| Trecho fornecido |
=====

Pedrozo destaca também que, diante dos prejuízos registrados, muitos produtores migraram para outras culturas, o que levou a uma redução na produção desse insumo. E isso aliado à atratividade atual da exportação do arroz industrializado contribuiu para que, no mercado doméstico, o preço aumentasse.
E como a próxima safra será apenas em fevereiro de 2021, a tendência é de que os preços ainda não retornem a um patamar tão semelhante ao anterior. Entretanto, projeta-se que haja um crescimento na produção do insumo de 7,2% em relação à última safra, o que pode ajudar a equilibrar as contas. Iniciativas governamentais, como zerar a Tarifa Externa Comum (TEC) na importação desse insumo de países de fora do Mercosul, também podem ajudar a equilibrar o cenário.
A alta no preço dos alimentos e os impactos na produção industrial de alimentos
A alta no preço dos alimentos gera diversos impactos na indústria. Muitos insumos e matérias-primas estão com preços mais elevados e/ou baixa disponibilidade, impactando nos custos e na produtividade das empresas.

=====

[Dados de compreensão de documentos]
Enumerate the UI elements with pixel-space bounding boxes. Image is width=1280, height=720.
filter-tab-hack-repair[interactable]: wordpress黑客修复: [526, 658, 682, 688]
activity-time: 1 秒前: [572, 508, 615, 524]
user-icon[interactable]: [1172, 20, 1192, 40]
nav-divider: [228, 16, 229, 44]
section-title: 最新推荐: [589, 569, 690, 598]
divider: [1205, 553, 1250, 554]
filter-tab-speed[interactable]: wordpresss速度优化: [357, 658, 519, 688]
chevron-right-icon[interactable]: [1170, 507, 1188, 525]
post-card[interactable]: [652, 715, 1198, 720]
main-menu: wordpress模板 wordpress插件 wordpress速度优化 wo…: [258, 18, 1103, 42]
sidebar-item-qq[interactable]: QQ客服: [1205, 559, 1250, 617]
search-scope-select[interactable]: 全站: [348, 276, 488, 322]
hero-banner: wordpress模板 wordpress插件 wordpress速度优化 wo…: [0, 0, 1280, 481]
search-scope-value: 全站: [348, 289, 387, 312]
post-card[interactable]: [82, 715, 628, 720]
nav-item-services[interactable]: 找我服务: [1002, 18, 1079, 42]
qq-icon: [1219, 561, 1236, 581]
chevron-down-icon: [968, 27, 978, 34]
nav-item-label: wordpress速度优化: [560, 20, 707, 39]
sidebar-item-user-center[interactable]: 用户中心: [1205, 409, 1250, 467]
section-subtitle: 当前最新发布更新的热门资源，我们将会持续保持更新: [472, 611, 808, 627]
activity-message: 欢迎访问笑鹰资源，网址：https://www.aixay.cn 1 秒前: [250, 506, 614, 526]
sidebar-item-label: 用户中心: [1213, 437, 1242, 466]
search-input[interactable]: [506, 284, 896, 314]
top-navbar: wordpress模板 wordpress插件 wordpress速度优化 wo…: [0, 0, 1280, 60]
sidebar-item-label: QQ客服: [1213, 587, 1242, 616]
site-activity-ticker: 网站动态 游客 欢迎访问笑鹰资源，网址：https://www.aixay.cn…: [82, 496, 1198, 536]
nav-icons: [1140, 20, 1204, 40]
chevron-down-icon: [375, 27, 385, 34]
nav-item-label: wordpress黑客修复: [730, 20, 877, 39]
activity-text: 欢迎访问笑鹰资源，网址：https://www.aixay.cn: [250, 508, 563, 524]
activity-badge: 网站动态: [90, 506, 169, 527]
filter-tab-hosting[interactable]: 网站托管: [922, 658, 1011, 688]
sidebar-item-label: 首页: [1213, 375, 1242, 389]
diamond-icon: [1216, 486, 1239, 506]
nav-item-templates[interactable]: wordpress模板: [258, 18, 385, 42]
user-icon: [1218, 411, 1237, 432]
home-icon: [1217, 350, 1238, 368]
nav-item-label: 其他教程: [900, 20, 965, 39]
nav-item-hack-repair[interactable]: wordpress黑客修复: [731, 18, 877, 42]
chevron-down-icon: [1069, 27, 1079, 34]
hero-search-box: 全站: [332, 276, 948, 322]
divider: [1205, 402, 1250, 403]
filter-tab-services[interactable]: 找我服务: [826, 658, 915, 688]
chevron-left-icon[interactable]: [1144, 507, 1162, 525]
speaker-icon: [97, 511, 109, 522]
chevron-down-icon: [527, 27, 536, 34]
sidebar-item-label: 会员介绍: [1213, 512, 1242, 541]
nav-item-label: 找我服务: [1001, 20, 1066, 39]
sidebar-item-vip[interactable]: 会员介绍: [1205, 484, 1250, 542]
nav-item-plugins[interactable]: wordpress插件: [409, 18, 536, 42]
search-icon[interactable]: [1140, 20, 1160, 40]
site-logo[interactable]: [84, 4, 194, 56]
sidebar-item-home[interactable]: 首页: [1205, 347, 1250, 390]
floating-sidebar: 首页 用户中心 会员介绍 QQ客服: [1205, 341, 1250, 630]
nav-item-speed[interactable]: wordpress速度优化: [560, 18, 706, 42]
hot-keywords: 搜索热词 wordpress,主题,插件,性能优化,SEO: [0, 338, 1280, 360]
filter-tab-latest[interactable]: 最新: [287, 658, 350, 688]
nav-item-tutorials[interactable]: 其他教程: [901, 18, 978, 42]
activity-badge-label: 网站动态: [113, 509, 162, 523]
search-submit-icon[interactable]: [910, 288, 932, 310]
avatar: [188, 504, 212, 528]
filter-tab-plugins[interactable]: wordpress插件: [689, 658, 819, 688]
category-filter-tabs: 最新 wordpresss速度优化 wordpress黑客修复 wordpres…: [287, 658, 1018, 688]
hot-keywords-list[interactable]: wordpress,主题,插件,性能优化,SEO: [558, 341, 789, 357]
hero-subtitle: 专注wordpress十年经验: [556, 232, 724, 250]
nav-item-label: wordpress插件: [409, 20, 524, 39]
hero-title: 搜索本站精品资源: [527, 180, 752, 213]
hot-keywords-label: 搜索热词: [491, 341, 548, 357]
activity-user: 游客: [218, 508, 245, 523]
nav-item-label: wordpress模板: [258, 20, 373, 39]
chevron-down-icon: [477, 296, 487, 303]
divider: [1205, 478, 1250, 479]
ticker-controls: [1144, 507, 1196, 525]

=====

| Enunciado do exercício |
Retome o texto sobre a alta no preço dos alimentos e seus impactos na indústria, prosseguindo a partir de sua última frase. As linhas apresentadas provêm de outra fonte.

| Resposta da tarefa |
Conforme o Índice de Preços ao Produtos (IPP), divulgado pelo Instituto Brasileiro de Geografia e Estatística (IBGE), que mensura os preços sem impostos e fretes dos insumos para as indústrias, no acumulado deste ano em alimentos, tivemos um incremento nos preços de 22,81%. Além disso, a indústria enfrenta, conforme projeção da Associação Brasileira da Indústria de Alimentos (ABIA), um custo médio adicional de produção de 4,8% em razão da Covid-19.
Outro ponto que tem impactado na produção industrial de alimentos nesse cenário são restrições de disponibilidade de insumos para embalagens, especialmente vidro e papelão. Algumas empresas tiveram, inclusive, que reduzir o ritmo de sua produção em razão disso. Há o caso da Sakura, por exemplo, que teve sua produção atrasada e reduzida diante da indisponibilidade de embalagens. E isso gerou também queda de faturamento.
Entretanto, a empresa é também um exemplo de como é possível se adaptar diante desse cenário. Como o food service é um grande cliente dos molhos da Sakura e os restaurantes tiveram seu funcionamento impossibilitado e ainda enfrentam restrições, a empresa, ao invés de oferecer o produto em galões para refil de embalagens postas à mesa, passou a fazê-lo em sachês, atendendo também normatizações sanitárias.
Em relação a isso, as adequações de embalagens estão entre as possibilidades para a indústria lidar com o cenário de alta nos preços. Pacotes e porções menores para itens mais indulgentes ou pacotes maiores, tamanho família, para um melhor custo-benefício em itens de maior consumo, podem ser avaliadas.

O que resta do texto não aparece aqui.